— BEGIN RECORD EXTRACTS —
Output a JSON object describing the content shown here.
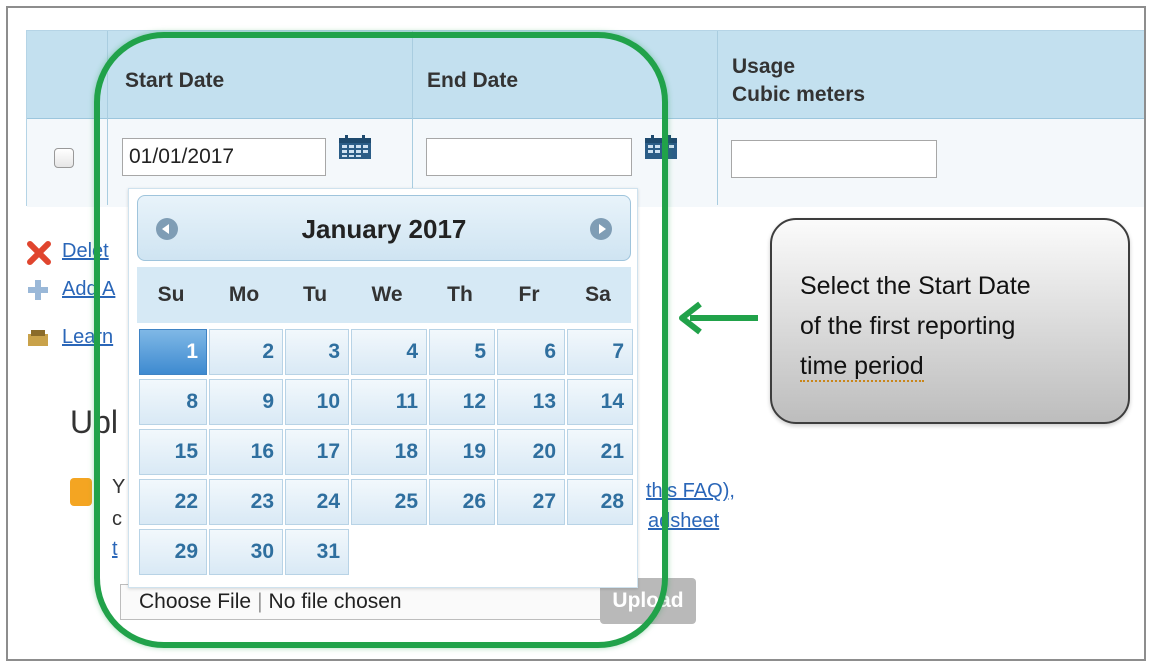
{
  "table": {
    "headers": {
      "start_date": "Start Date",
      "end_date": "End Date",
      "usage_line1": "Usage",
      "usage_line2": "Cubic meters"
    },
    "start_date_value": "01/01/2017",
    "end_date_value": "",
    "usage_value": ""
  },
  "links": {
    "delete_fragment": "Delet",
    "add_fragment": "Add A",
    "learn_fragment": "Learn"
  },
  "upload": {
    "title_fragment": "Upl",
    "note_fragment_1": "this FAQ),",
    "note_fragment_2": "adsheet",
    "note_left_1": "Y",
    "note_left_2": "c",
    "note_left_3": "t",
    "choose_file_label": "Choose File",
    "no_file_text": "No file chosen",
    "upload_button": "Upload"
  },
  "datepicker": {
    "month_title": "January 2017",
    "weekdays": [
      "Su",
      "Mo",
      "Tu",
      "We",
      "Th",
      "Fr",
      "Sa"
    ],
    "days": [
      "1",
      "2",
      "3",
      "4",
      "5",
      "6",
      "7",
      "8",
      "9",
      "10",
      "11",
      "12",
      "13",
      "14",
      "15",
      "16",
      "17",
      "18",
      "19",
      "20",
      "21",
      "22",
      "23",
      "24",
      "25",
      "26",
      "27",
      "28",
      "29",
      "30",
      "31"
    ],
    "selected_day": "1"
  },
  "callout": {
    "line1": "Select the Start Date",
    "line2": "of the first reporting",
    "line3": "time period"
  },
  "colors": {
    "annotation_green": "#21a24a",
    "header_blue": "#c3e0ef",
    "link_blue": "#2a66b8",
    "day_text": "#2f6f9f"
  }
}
— END RECORD EXTRACTS —
— BEGIN RECORD EXTRACTS —
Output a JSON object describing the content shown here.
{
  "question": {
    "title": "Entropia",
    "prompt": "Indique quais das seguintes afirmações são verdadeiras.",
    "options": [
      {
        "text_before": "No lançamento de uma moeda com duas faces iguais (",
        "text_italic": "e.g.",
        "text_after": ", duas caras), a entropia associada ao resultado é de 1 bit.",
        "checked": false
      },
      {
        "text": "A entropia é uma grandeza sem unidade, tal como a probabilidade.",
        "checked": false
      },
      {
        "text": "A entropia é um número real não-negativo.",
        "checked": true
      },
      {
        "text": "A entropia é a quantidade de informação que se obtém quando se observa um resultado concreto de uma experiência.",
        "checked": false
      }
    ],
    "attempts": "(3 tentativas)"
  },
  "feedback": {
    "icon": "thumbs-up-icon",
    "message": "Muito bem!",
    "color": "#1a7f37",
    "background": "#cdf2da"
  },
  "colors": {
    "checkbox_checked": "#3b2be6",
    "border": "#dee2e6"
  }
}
— END RECORD EXTRACTS —
REQUIREMENT ▸ Which lines hold the word "resultado"? Copy each of them from the records.

FINAL RESULT ▸
        "text_after": ", duas caras), a entropia associada ao resultado é de 1 bit.",
        "text": "A entropia é a quantidade de informação que se obtém quando se observa um resultado concreto de uma experiência.",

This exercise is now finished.